** The request **
Retype the material word for word.

------ Data entries ------

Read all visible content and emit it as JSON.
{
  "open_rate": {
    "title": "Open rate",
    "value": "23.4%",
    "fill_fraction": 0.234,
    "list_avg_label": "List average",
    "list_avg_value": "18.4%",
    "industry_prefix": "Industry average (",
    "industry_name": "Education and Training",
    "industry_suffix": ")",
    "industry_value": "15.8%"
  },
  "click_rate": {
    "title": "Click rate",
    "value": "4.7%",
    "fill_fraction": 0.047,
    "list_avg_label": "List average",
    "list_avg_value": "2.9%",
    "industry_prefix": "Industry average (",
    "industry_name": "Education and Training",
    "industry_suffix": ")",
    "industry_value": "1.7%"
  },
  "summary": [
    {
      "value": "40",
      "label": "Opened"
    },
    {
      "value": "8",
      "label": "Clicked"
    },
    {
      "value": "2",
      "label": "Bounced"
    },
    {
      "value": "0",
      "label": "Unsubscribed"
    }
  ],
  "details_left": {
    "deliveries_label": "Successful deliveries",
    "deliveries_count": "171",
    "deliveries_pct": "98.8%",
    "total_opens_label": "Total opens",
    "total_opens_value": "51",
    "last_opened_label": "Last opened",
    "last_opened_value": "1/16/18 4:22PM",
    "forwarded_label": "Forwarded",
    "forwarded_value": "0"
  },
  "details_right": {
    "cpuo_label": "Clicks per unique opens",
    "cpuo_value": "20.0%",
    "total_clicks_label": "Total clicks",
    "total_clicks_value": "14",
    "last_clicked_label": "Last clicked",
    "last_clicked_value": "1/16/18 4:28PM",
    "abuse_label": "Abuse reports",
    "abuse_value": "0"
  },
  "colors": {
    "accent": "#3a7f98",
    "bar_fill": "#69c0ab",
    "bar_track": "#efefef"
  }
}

------

** Right answer **
Read all visible content and emit it as JSON.
{
  "open_rate": {
    "title": "Open rate",
    "value": "23.4%",
    "fill_fraction": 0.234,
    "list_avg_label": "List average",
    "list_avg_value": "18.4%",
    "industry_prefix": "Industry average (",
    "industry_name": "Education and Training",
    "industry_suffix": ")",
    "industry_value": "15.8%"
  },
  "click_rate": {
    "title": "Click rate",
    "value": "4.7%",
    "fill_fraction": 0.047,
    "list_avg_label": "List average",
    "list_avg_value": "2.9%",
    "industry_prefix": "Industry average (",
    "industry_name": "Education and Training",
    "industry_suffix": ")",
    "industry_value": "1.7%"
  },
  "summary": [
    {
      "value": "40",
      "label": "Opened"
    },
    {
      "value": "8",
      "label": "Clicked"
    },
    {
      "value": "2",
      "label": "Bounced"
    },
    {
      "value": "0",
      "label": "Unsubscribed"
    }
  ],
  "details_left": {
    "deliveries_label": "Successful deliveries",
    "deliveries_count": "171",
    "deliveries_pct": "98.8%",
    "total_opens_label": "Total opens",
    "total_opens_value": "51",
    "last_opened_label": "Last opened",
    "last_opened_value": "1/16/18 4:22PM",
    "forwarded_label": "Forwarded",
    "forwarded_value": "0"
  },
  "details_right": {
    "cpuo_label": "Clicks per unique opens",
    "cpuo_value": "20.0%",
    "total_clicks_label": "Total clicks",
    "total_clicks_value": "14",
    "last_clicked_label": "Last clicked",
    "last_clicked_value": "1/16/18 4:28PM",
    "abuse_label": "Abuse reports",
    "abuse_value": "0"
  },
  "colors": {
    "accent": "#3a7f98",
    "bar_fill": "#69c0ab",
    "bar_track": "#efefef"
  }
}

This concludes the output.